> **Stored dataset items**:
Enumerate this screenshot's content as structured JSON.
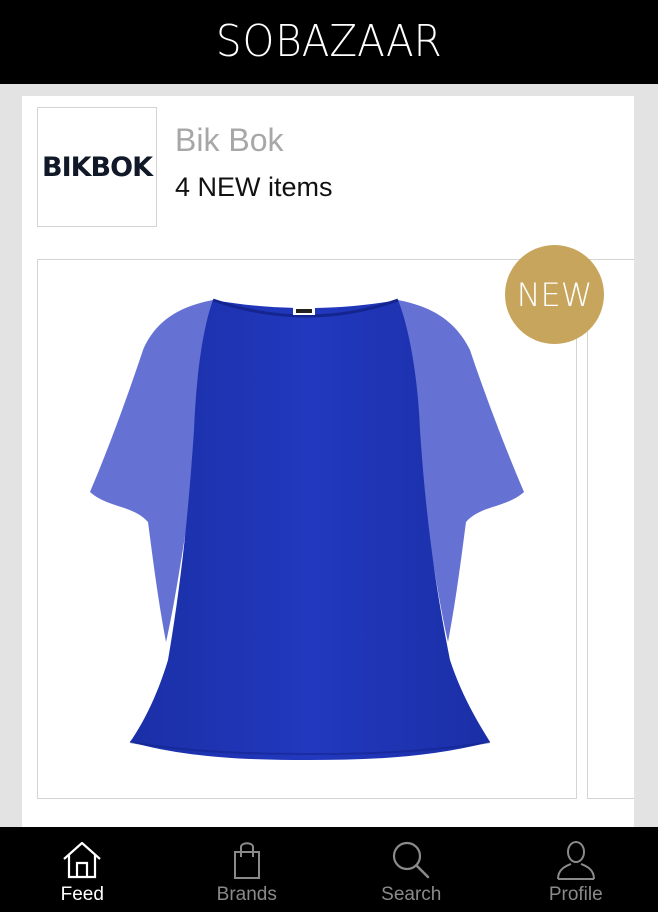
{
  "header": {
    "logo_so": "SO",
    "logo_bazaar": "BAZAAR"
  },
  "brand": {
    "logo_text": "BIKBOK",
    "name": "Bik Bok",
    "count_text": "4 NEW items"
  },
  "product": {
    "badge": "NEW",
    "image": "blue-chiffon-blouse",
    "color": "#1f35b5"
  },
  "tabs": [
    {
      "label": "Feed",
      "icon": "home-icon",
      "active": true
    },
    {
      "label": "Brands",
      "icon": "shopping-bag-icon",
      "active": false
    },
    {
      "label": "Search",
      "icon": "search-icon",
      "active": false
    },
    {
      "label": "Profile",
      "icon": "person-icon",
      "active": false
    }
  ],
  "colors": {
    "badge": "#c8a55c",
    "active_tab": "#ffffff",
    "inactive_tab": "#8a8a8a"
  }
}
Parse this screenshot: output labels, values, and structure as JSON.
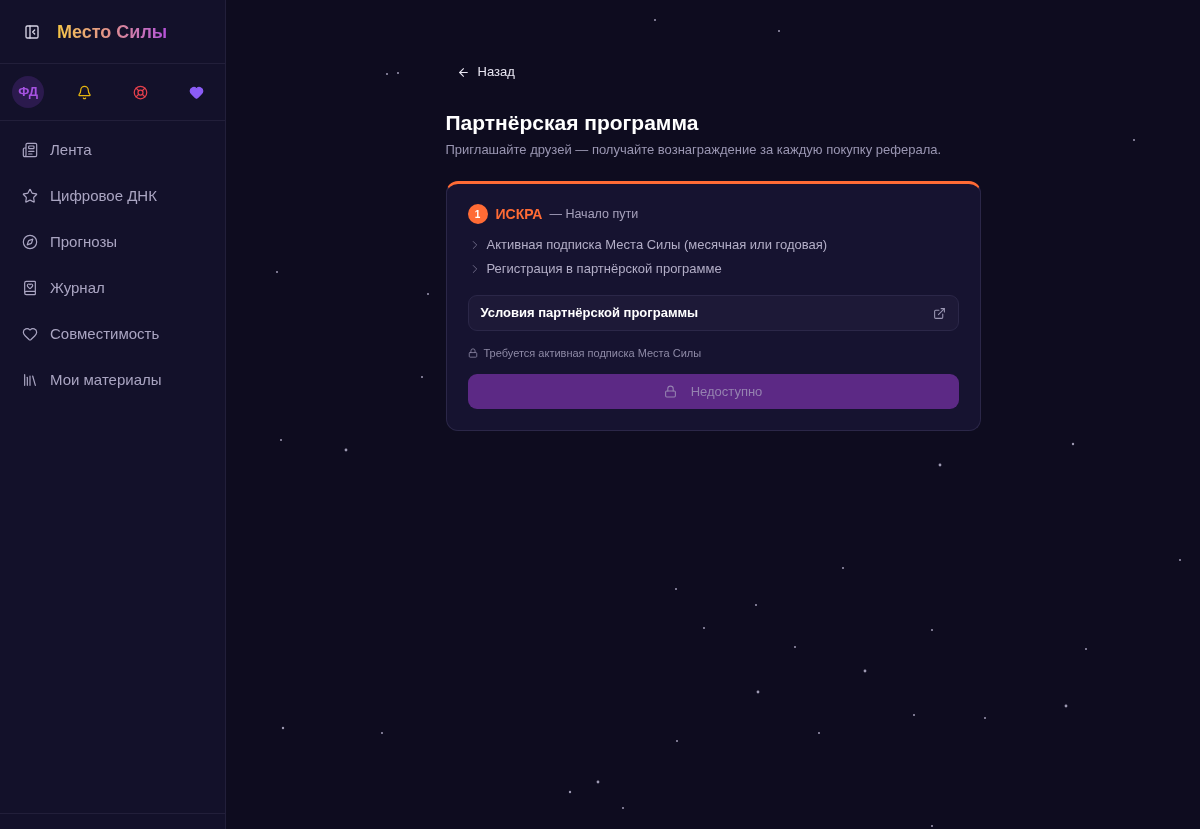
{
  "sidebar": {
    "title": "Место Силы",
    "avatar": {
      "initials": "ФД"
    },
    "nav": [
      {
        "label": "Лента",
        "selected": false
      },
      {
        "label": "Цифровое ДНК",
        "selected": false
      },
      {
        "label": "Прогнозы",
        "selected": false
      },
      {
        "label": "Журнал",
        "selected": false
      },
      {
        "label": "Совместимость",
        "selected": false
      },
      {
        "label": "Мои материалы",
        "selected": false
      }
    ]
  },
  "main": {
    "back": {
      "label": "Назад"
    },
    "title": "Партнёрская программа",
    "subtitle": "Приглашайте друзей — получайте вознаграждение за каждую покупку реферала.",
    "tier_card": {
      "number": "1",
      "name": "ИСКРА",
      "tagline": "— Начало пути",
      "requirements": [
        "Активная подписка Места Силы (месячная или годовая)",
        "Регистрация в партнёрской программе"
      ],
      "terms_link": {
        "label": "Условия партнёрской программы"
      },
      "notice": "Требуется активная подписка Места Силы",
      "action": {
        "label": "Недоступно",
        "disabled": true
      }
    }
  }
}
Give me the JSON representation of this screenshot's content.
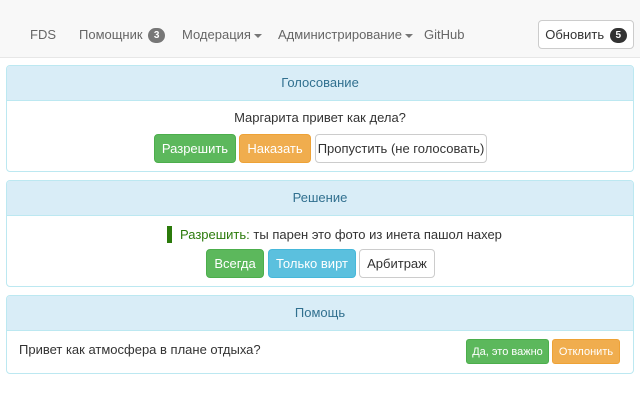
{
  "navbar": {
    "brand": "FDS",
    "helper": {
      "label": "Помощник",
      "badge": "3"
    },
    "moderation": "Модерация",
    "administration": "Администрирование",
    "github": "GitHub",
    "refresh": {
      "label": "Обновить",
      "badge": "5"
    }
  },
  "voting": {
    "title": "Голосование",
    "message": "Маргарита привет как дела?",
    "allow": "Разрешить",
    "punish": "Наказать",
    "skip": "Пропустить (не голосовать)"
  },
  "decision": {
    "title": "Решение",
    "verdict": "Разрешить:",
    "text": "ты парен это фото из инета пашол нахер",
    "always": "Всегда",
    "virt_only": "Только вирт",
    "arbitration": "Арбитраж"
  },
  "help": {
    "title": "Помощь",
    "message": "Привет как атмосфера в плане отдыха?",
    "important": "Да, это важно",
    "reject": "Отклонить"
  },
  "colors": {
    "success": "#5cb85c",
    "warning": "#f0ad4e",
    "info": "#5bc0de",
    "panel_heading": "#d9edf7"
  }
}
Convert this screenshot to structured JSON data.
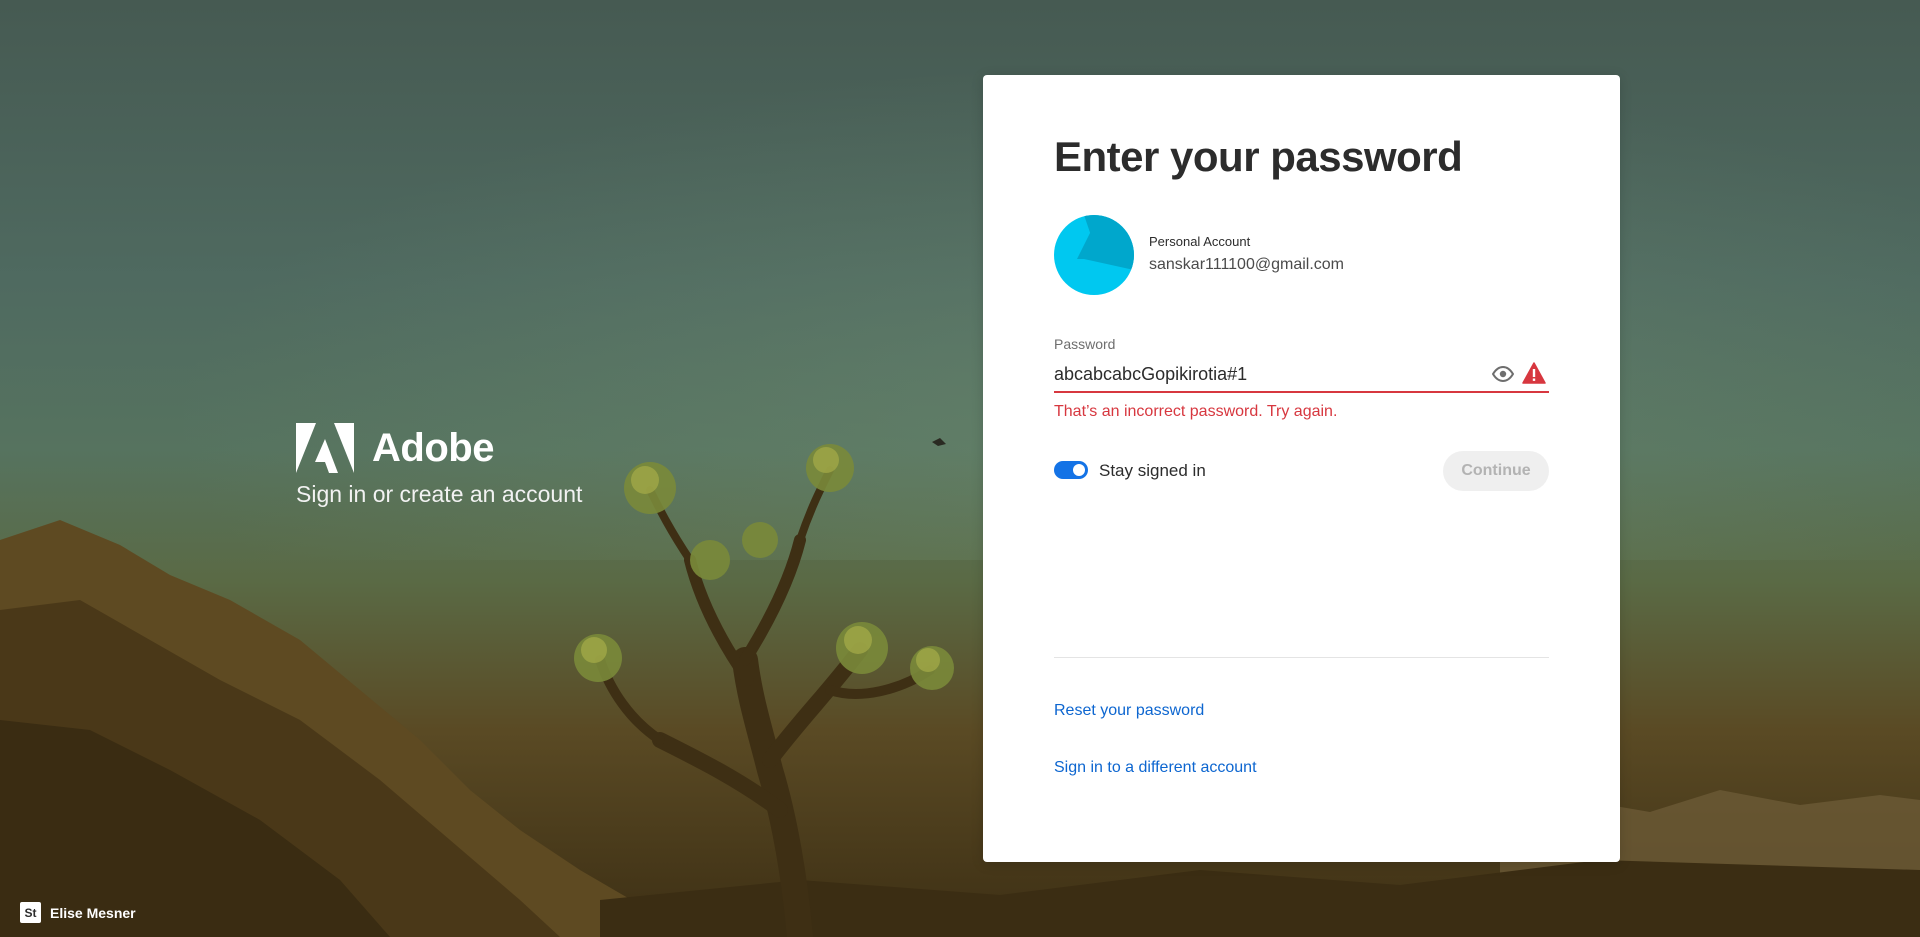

> **WRITTEN PROBLEM**: Word for word, quote the lines above. Omit the pictures.

> **RESPONSE TO THE EXERCISE**:
Enumerate this screenshot's content as structured JSON.
{
  "header": {
    "logo_so": "SO",
    "logo_bazaar": "BAZAAR"
  },
  "brand": {
    "logo_text": "BIKBOK",
    "name": "Bik Bok",
    "count_text": "4 NEW items"
  },
  "product": {
    "badge": "NEW",
    "image": "blue-chiffon-blouse",
    "color": "#1f35b5"
  },
  "tabs": [
    {
      "label": "Feed",
      "icon": "home-icon",
      "active": true
    },
    {
      "label": "Brands",
      "icon": "shopping-bag-icon",
      "active": false
    },
    {
      "label": "Search",
      "icon": "search-icon",
      "active": false
    },
    {
      "label": "Profile",
      "icon": "person-icon",
      "active": false
    }
  ],
  "colors": {
    "badge": "#c8a55c",
    "active_tab": "#ffffff",
    "inactive_tab": "#8a8a8a"
  }
}
Parse this screenshot: output labels, values, and structure as JSON.
{
  "sidebar": {
    "title": "Место Силы",
    "avatar": {
      "initials": "ФД"
    },
    "nav": [
      {
        "label": "Лента",
        "selected": false
      },
      {
        "label": "Цифровое ДНК",
        "selected": false
      },
      {
        "label": "Прогнозы",
        "selected": false
      },
      {
        "label": "Журнал",
        "selected": false
      },
      {
        "label": "Совместимость",
        "selected": false
      },
      {
        "label": "Мои материалы",
        "selected": false
      }
    ]
  },
  "main": {
    "back": {
      "label": "Назад"
    },
    "title": "Партнёрская программа",
    "subtitle": "Приглашайте друзей — получайте вознаграждение за каждую покупку реферала.",
    "tier_card": {
      "number": "1",
      "name": "ИСКРА",
      "tagline": "— Начало пути",
      "requirements": [
        "Активная подписка Места Силы (месячная или годовая)",
        "Регистрация в партнёрской программе"
      ],
      "terms_link": {
        "label": "Условия партнёрской программы"
      },
      "notice": "Требуется активная подписка Места Силы",
      "action": {
        "label": "Недоступно",
        "disabled": true
      }
    }
  }
}
Give me the JSON representation of this screenshot's content.
{
  "navbar": {
    "brand": "FDS",
    "helper": {
      "label": "Помощник",
      "badge": "3"
    },
    "moderation": "Модерация",
    "administration": "Администрирование",
    "github": "GitHub",
    "refresh": {
      "label": "Обновить",
      "badge": "5"
    }
  },
  "voting": {
    "title": "Голосование",
    "message": "Маргарита привет как дела?",
    "allow": "Разрешить",
    "punish": "Наказать",
    "skip": "Пропустить (не голосовать)"
  },
  "decision": {
    "title": "Решение",
    "verdict": "Разрешить:",
    "text": "ты парен это фото из инета пашол нахер",
    "always": "Всегда",
    "virt_only": "Только вирт",
    "arbitration": "Арбитраж"
  },
  "help": {
    "title": "Помощь",
    "message": "Привет как атмосфера в плане отдыха?",
    "important": "Да, это важно",
    "reject": "Отклонить"
  },
  "colors": {
    "success": "#5cb85c",
    "warning": "#f0ad4e",
    "info": "#5bc0de",
    "panel_heading": "#d9edf7"
  }
}
Convert this screenshot to structured JSON data.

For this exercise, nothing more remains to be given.